The request: Show all lines holding the string "JSON".

Input records:
::::

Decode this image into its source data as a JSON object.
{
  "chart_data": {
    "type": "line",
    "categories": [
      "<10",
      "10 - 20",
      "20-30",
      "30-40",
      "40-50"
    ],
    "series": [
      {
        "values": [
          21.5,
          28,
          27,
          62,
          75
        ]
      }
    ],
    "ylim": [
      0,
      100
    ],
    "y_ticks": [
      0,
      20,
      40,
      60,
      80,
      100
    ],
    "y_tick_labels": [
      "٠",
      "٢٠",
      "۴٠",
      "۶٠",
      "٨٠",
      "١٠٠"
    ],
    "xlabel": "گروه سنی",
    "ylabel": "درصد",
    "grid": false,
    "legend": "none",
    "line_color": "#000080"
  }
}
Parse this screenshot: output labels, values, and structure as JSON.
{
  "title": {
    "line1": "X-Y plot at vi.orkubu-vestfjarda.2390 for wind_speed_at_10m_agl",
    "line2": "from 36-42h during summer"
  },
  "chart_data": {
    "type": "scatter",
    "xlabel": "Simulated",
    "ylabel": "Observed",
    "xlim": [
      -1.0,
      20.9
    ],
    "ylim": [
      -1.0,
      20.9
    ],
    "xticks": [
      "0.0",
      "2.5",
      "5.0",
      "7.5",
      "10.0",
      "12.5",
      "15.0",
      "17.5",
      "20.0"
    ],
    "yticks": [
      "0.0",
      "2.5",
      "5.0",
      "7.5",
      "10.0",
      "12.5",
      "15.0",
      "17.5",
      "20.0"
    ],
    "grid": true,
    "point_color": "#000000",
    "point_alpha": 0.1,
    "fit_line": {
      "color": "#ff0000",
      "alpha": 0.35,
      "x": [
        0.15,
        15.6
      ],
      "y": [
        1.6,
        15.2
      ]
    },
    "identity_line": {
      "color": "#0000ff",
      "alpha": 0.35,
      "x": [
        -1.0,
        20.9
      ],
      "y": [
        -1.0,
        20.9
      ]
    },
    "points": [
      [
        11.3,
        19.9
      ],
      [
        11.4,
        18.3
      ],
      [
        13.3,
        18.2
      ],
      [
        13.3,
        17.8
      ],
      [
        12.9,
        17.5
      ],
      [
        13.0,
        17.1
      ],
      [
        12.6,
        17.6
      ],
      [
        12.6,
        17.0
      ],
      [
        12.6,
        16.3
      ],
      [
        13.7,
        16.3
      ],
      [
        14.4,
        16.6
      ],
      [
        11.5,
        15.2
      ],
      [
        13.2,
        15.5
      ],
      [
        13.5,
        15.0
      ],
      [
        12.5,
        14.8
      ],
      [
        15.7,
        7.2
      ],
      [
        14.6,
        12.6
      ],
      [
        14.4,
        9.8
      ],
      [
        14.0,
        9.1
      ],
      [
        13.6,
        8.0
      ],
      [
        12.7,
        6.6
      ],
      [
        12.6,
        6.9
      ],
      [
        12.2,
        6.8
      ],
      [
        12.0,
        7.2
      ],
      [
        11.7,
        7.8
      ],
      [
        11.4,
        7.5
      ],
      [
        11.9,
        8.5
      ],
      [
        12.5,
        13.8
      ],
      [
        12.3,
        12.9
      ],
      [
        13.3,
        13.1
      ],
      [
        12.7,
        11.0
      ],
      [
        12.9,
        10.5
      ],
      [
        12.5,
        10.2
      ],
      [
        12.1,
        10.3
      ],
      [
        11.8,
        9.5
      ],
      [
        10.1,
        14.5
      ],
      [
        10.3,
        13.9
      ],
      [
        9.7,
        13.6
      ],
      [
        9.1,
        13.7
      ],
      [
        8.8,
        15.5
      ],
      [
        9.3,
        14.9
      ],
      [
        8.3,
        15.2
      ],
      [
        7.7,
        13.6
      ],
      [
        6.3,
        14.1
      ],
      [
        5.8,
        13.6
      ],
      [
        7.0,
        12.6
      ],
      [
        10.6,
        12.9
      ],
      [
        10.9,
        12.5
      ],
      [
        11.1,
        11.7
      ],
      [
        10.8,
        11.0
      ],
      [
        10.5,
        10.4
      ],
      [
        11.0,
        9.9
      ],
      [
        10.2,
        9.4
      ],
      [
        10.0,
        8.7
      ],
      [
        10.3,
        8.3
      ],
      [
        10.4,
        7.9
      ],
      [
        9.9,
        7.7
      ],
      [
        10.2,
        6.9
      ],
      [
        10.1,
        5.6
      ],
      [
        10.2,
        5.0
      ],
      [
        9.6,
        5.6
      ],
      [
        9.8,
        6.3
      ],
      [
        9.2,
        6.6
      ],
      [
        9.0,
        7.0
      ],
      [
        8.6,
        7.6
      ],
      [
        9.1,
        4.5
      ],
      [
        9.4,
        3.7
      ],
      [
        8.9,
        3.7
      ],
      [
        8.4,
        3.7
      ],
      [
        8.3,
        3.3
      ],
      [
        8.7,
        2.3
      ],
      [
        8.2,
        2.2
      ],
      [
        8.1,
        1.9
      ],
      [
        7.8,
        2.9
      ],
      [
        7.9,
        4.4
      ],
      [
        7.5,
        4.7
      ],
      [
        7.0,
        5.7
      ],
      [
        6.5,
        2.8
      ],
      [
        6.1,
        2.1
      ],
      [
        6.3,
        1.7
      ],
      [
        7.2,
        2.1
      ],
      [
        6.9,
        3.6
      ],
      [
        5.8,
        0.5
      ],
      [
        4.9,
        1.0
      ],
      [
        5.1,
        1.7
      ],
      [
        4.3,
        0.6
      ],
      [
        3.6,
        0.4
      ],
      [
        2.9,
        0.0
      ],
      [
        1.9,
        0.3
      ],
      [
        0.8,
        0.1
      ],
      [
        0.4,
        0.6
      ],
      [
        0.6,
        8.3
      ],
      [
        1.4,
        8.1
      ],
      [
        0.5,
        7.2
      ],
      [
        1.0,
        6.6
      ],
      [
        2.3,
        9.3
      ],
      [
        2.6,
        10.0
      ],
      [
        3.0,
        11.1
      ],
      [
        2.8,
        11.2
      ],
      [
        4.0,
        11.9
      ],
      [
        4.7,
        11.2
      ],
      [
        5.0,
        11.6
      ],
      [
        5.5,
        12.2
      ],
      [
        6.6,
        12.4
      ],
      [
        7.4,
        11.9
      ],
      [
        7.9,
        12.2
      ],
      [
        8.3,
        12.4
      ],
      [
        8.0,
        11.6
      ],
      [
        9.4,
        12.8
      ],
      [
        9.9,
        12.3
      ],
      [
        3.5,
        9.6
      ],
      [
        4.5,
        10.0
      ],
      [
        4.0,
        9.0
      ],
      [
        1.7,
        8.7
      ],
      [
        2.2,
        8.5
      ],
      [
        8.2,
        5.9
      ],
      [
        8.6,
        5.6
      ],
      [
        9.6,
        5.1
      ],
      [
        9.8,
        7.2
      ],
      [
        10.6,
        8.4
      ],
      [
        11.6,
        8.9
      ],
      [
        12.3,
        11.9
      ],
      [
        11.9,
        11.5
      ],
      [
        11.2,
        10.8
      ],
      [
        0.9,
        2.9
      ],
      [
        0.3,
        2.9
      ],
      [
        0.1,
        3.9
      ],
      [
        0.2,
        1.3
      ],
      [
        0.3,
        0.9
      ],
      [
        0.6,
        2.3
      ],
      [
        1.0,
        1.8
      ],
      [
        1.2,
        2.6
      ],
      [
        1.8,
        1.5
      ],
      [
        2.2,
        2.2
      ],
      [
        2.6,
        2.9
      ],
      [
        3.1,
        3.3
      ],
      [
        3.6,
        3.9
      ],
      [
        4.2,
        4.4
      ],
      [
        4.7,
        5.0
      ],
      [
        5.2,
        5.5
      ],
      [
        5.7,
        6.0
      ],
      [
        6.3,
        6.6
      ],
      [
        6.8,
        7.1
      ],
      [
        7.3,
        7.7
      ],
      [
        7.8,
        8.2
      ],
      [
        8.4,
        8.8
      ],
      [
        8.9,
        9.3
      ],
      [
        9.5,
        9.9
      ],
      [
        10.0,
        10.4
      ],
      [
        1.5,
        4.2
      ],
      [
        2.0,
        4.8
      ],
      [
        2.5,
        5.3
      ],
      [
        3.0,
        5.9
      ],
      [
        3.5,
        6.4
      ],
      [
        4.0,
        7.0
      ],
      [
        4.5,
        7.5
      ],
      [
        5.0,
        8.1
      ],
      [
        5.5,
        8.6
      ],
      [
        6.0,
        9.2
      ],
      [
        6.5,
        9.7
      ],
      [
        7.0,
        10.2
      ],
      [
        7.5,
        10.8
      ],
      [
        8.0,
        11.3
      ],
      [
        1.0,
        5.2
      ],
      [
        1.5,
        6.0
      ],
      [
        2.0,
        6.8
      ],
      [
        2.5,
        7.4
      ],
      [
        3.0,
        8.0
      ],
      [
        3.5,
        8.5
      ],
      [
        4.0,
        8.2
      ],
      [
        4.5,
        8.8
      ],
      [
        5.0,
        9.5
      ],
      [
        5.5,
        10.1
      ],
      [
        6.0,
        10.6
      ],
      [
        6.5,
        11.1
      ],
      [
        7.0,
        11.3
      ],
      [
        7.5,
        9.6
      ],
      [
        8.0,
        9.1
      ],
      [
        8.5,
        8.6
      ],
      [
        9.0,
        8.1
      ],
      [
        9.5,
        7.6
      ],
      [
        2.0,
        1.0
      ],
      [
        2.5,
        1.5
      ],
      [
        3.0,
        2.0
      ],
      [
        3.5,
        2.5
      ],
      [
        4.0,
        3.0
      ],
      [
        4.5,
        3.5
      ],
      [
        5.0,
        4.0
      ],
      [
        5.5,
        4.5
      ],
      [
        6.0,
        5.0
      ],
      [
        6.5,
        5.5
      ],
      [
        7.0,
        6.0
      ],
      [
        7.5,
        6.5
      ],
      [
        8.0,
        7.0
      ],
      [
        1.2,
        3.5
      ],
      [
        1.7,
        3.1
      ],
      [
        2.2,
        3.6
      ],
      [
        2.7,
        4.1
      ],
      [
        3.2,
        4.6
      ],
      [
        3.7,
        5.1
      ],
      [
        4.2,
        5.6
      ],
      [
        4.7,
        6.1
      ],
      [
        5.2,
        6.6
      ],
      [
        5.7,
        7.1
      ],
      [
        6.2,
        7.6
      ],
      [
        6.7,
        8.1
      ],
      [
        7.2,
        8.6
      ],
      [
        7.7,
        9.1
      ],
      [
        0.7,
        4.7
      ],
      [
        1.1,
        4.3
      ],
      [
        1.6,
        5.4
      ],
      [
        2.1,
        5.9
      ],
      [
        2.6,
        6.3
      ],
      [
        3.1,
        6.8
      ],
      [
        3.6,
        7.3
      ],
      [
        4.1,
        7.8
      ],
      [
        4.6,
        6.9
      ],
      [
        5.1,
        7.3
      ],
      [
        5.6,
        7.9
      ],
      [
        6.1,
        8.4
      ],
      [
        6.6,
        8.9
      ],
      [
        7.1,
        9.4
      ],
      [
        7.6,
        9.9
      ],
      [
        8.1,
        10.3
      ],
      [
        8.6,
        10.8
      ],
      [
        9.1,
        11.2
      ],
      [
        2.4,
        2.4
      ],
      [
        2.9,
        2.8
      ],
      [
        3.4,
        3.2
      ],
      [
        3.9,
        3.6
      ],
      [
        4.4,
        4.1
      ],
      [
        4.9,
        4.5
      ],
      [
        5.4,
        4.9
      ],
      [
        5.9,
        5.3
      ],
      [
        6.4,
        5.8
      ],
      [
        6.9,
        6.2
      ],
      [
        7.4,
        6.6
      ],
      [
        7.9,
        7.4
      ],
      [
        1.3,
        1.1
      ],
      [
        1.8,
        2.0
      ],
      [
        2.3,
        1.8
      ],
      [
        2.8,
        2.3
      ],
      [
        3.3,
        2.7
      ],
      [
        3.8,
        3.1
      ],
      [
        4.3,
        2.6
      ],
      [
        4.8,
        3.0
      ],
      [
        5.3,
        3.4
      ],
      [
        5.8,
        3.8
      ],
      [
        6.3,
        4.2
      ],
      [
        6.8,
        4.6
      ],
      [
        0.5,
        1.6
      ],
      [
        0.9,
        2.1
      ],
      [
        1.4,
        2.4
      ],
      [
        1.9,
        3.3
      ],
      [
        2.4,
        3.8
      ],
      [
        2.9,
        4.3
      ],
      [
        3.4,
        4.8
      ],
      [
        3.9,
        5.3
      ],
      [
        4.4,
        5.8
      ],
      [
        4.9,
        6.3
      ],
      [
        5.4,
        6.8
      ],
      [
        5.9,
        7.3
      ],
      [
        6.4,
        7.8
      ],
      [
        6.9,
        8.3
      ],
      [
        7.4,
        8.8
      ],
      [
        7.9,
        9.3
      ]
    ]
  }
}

::::

Task answer:
Decode this image into its source data as a JSON object.
Parse this screenshot: output labels, values, and structure as JSON.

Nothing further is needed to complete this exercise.